(Dataset excerpt)
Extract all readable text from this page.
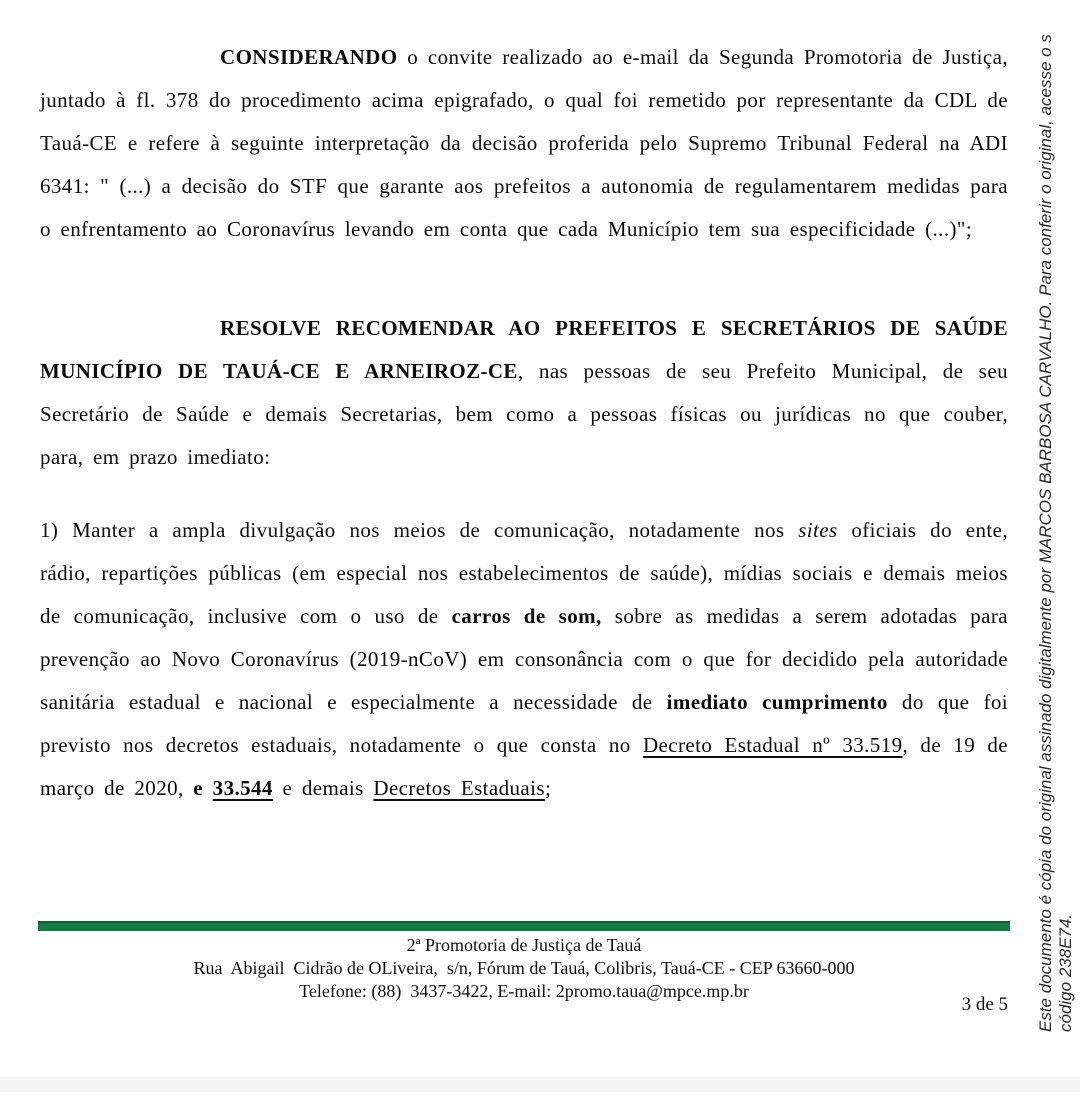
CONSIDERANDO o convite realizado ao e-mail da Segunda Promotoria de Justiça, juntado à fl. 378 do procedimento acima epigrafado, o qual foi remetido por representante da CDL de Tauá-CE e refere à seguinte interpretação da decisão proferida pelo Supremo Tribunal Federal na ADI 6341: " (...) a decisão do STF que garante aos prefeitos a autonomia de regulamentarem medidas para o enfrentamento ao Coronavírus levando em conta que cada Município tem sua especificidade (...)";

RESOLVE RECOMENDAR AO PREFEITOS E SECRETÁRIOS DE SAÚDE MUNICÍPIO DE TAUÁ-CE E ARNEIROZ-CE, nas pessoas de seu Prefeito Municipal, de seu Secretário de Saúde e demais Secretarias, bem como a pessoas físicas ou jurídicas no que couber, para, em prazo imediato:

1) Manter a ampla divulgação nos meios de comunicação, notadamente nos sites oficiais do ente, rádio, repartições públicas (em especial nos estabelecimentos de saúde), mídias sociais e demais meios de comunicação, inclusive com o uso de carros de som, sobre as medidas a serem adotadas para prevenção ao Novo Coronavírus (2019-nCoV) em consonância com o que for decidido pela autoridade sanitária estadual e nacional e especialmente a necessidade de imediato cumprimento do que foi previsto nos decretos estaduais, notadamente o que consta no Decreto Estadual nº 33.519, de 19 de março de 2020, e 33.544 e demais Decretos Estaduais;

2ª Promotoria de Justiça de Tauá
Rua  Abigail  Cidrão de OLiveira,  s/n, Fórum de Tauá, Colibris, Tauá-CE - CEP 63660-000
Telefone: (88)  3437-3422, E-mail: 2promo.taua@mpce.mp.br
3 de 5 Este documento é cópia do original assinado digitalmente por MARCOS BARBOSA CARVALHO. Para conferir o original, acesse o s código 238E74.
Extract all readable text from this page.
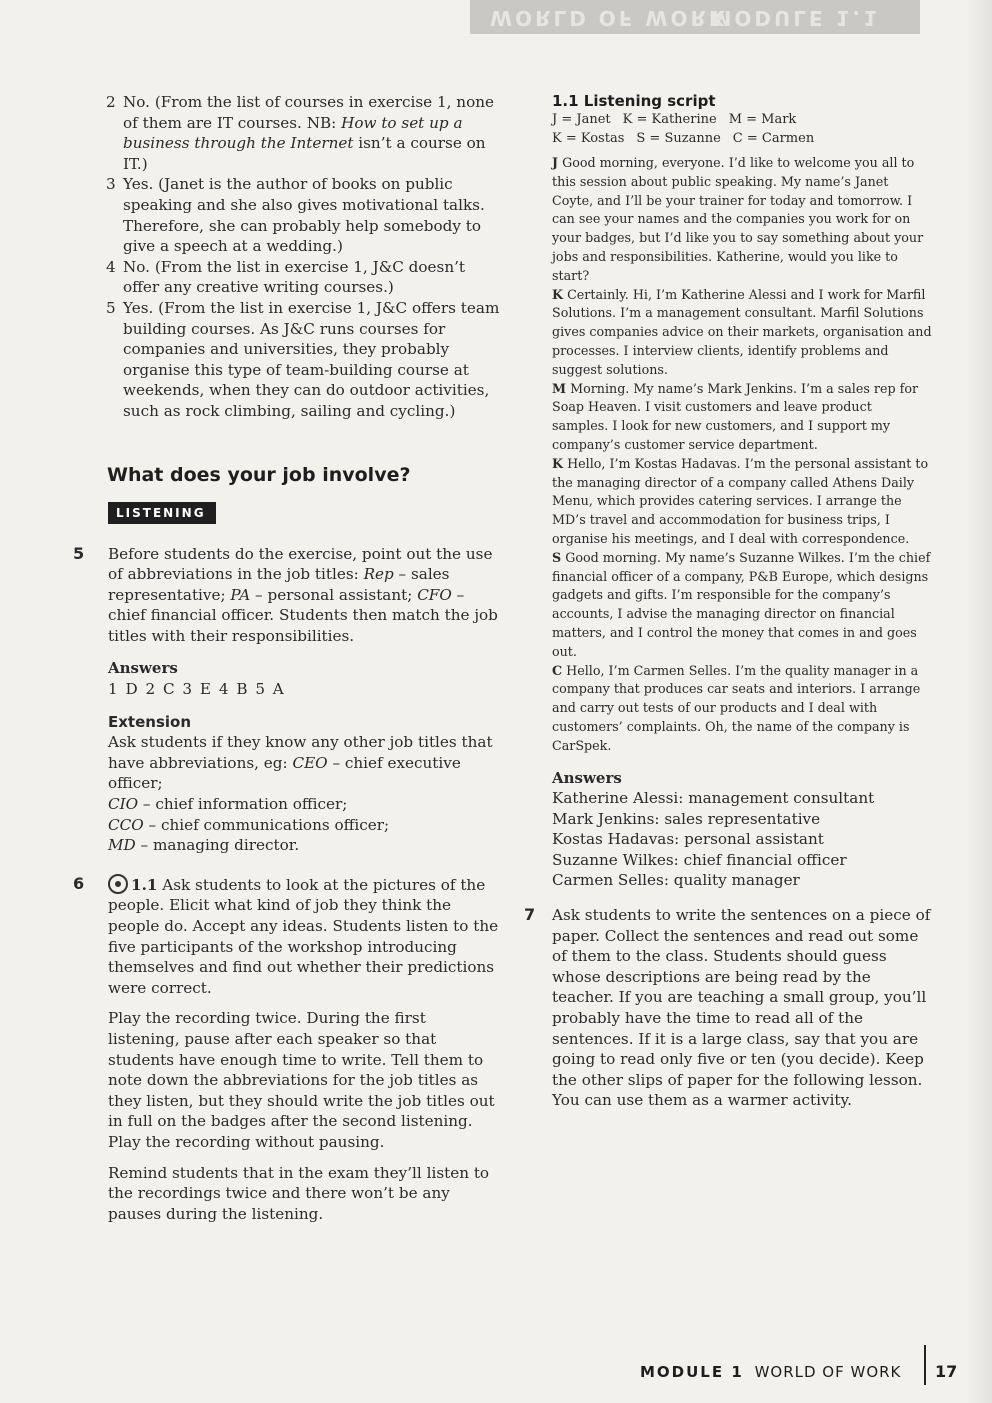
WORLD OF WORK
MODULE 1.1
2 No. (From the list of courses in exercise 1, none of them are IT courses. NB: How to set up a business through the Internet isn’t a course on IT.)
3 Yes. (Janet is the author of books on public speaking and she also gives motivational talks. Therefore, she can probably help somebody to give a speech at a wedding.)
4 No. (From the list in exercise 1, J&C doesn’t offer any creative writing courses.)
5 Yes. (From the list in exercise 1, J&C offers team building courses. As J&C runs courses for companies and universities, they probably organise this type of team-building course at weekends, when they can do outdoor activities, such as rock climbing, sailing and cycling.)
What does your job involve?
LISTENING
5 Before students do the exercise, point out the use of abbreviations in the job titles: Rep – sales representative; PA – personal assistant; CFO – chief financial officer. Students then match the job titles with their responsibilities.
Answers
1 D 2 C 3 E 4 B 5 A
Extension
Ask students if they know any other job titles that have abbreviations, eg: CEO – chief executive officer;
CIO – chief information officer;
CCO – chief communications officer;
MD – managing director.
6	1.1 Ask students to look at the pictures of the people. Elicit what kind of job they think the people do. Accept any ideas. Students listen to the five participants of the workshop introducing themselves and find out whether their predictions were correct.
Play the recording twice. During the first listening, pause after each speaker so that students have enough time to write. Tell them to note down the abbreviations for the job titles as they listen, but they should write the job titles out in full on the badges after the second listening. Play the recording without pausing.
Remind students that in the exam they’ll listen to the recordings twice and there won’t be any pauses during the listening.
1.1 Listening script
J = Janet K = Katherine M = Mark
K = Kostas S = Suzanne C = Carmen

J Good morning, everyone. I’d like to welcome you all to this session about public speaking. My name’s Janet Coyte, and I’ll be your trainer for today and tomorrow. I can see your names and the companies you work for on your badges, but I’d like you to say something about your jobs and responsibilities. Katherine, would you like to start?

K Certainly. Hi, I’m Katherine Alessi and I work for Marfil Solutions. I’m a management consultant. Marfil Solutions gives companies advice on their markets, organisation and processes. I interview clients, identify problems and suggest solutions.

M Morning. My name’s Mark Jenkins. I’m a sales rep for Soap Heaven. I visit customers and leave product samples. I look for new customers, and I support my company’s customer service department.

K Hello, I’m Kostas Hadavas. I’m the personal assistant to the managing director of a company called Athens Daily Menu, which provides catering services. I arrange the MD’s travel and accommodation for business trips, I organise his meetings, and I deal with correspondence.

S Good morning. My name’s Suzanne Wilkes. I’m the chief financial officer of a company, P&B Europe, which designs gadgets and gifts. I’m responsible for the company’s accounts, I advise the managing director on financial matters, and I control the money that comes in and goes out.

C Hello, I’m Carmen Selles. I’m the quality manager in a company that produces car seats and interiors. I arrange and carry out tests of our products and I deal with customers’ complaints. Oh, the name of the company is CarSpek.

Answers
Katherine Alessi: management consultant
Mark Jenkins: sales representative
Kostas Hadavas: personal assistant
Suzanne Wilkes: chief financial officer
Carmen Selles: quality manager
7 Ask students to write the sentences on a piece of paper. Collect the sentences and read out some of them to the class. Students should guess whose descriptions are being read by the teacher. If you are teaching a small group, you’ll probably have the time to read all of the sentences. If it is a large class, say that you are going to read only five or ten (you decide). Keep the other slips of paper for the following lesson. You can use them as a warmer activity.
MODULE 1 WORLD OF WORK 17
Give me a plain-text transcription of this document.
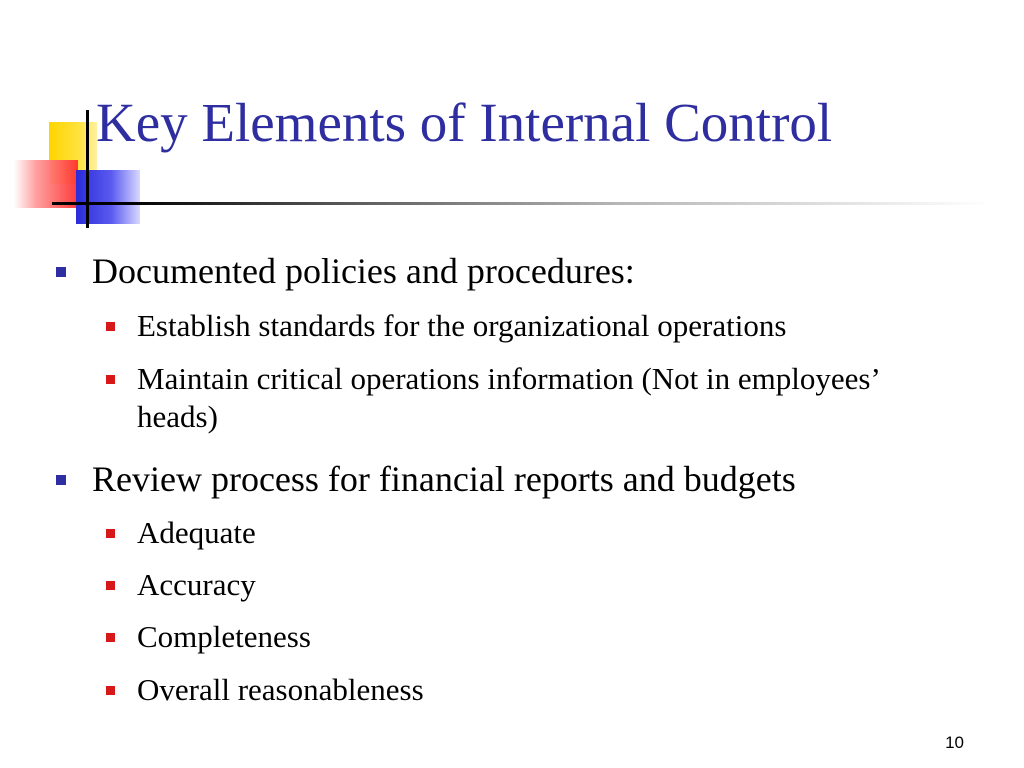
Key Elements of Internal Control
Documented policies and procedures:
Establish standards for the organizational operations
Maintain critical operations information (Not in employees’ heads)
Review process for financial reports and budgets
Adequate
Accuracy
Completeness
Overall reasonableness
10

**Request**
Only the lines from the one containing "Give me a plain-text" through the last line of the records above should be repeated, exactly and without pictures.

**Exercise solution**
Give me a plain-text transcription of this document.
Key Elements of Internal Control
Documented policies and procedures:
Establish standards for the organizational operations
Maintain critical operations information (Not in employees’ heads)
Review process for financial reports and budgets
Adequate
Accuracy
Completeness
Overall reasonableness
10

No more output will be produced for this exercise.